▶ **REQUIRED WORK**
From the entries below, copy every line that holds the word "организовать".

▶ **RAW RECORDS**

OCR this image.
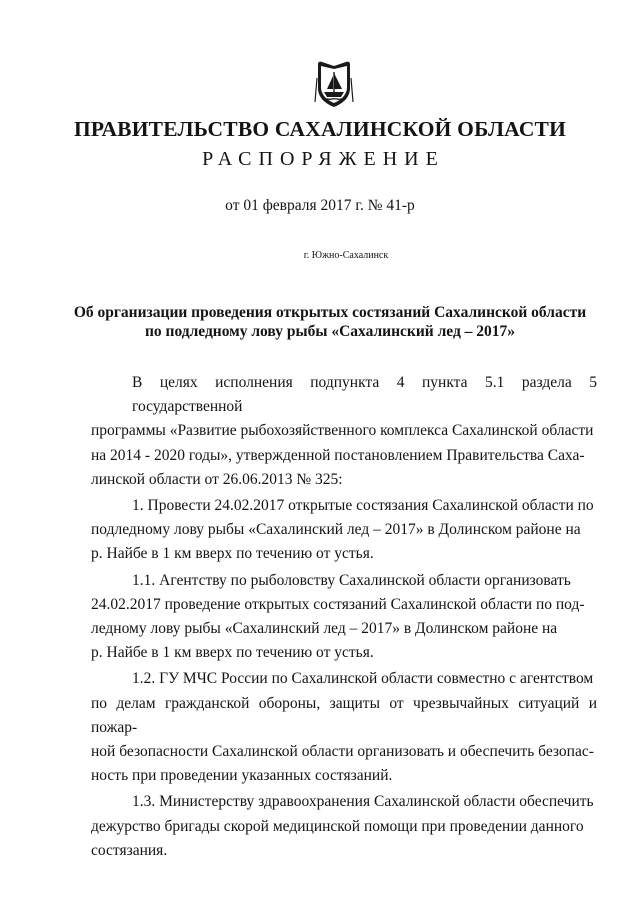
ПРАВИТЕЛЬСТВО САХАЛИНСКОЙ ОБЛАСТИ
РАСПОРЯЖЕНИЕ
от 01 февраля 2017 г. № 41-р
г. Южно-Сахалинск
Об организации проведения открытых состязаний Сахалинской области
по подледному лову рыбы «Сахалинский лед – 2017»
В целях исполнения подпункта 4 пункта 5.1 раздела 5 государственной
программы «Развитие рыбохозяйственного комплекса Сахалинской области
на 2014 - 2020 годы», утвержденной постановлением Правительства Саха-
линской области от 26.06.2013 № 325:
1. Провести 24.02.2017 открытые состязания Сахалинской области по
подледному лову рыбы «Сахалинский лед – 2017» в Долинском районе на
р. Найбе в 1 км вверх по течению от устья.
1.1. Агентству по рыболовству Сахалинской области организовать
24.02.2017 проведение открытых состязаний Сахалинской области по под-
ледному лову рыбы «Сахалинский лед – 2017» в Долинском районе на
р. Найбе в 1 км вверх по течению от устья.
1.2. ГУ МЧС России по Сахалинской области совместно с агентством
по делам гражданской обороны, защиты от чрезвычайных ситуаций и пожар-
ной безопасности Сахалинской области организовать и обеспечить безопас-
ность при проведении указанных состязаний.
1.3. Министерству здравоохранения Сахалинской области обеспечить
дежурство бригады скорой медицинской помощи при проведении данного
состязания.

▶ **RIGHT ANSWER**
1.1. Агентству по рыболовству Сахалинской области организовать
ной безопасности Сахалинской области организовать и обеспечить безопас-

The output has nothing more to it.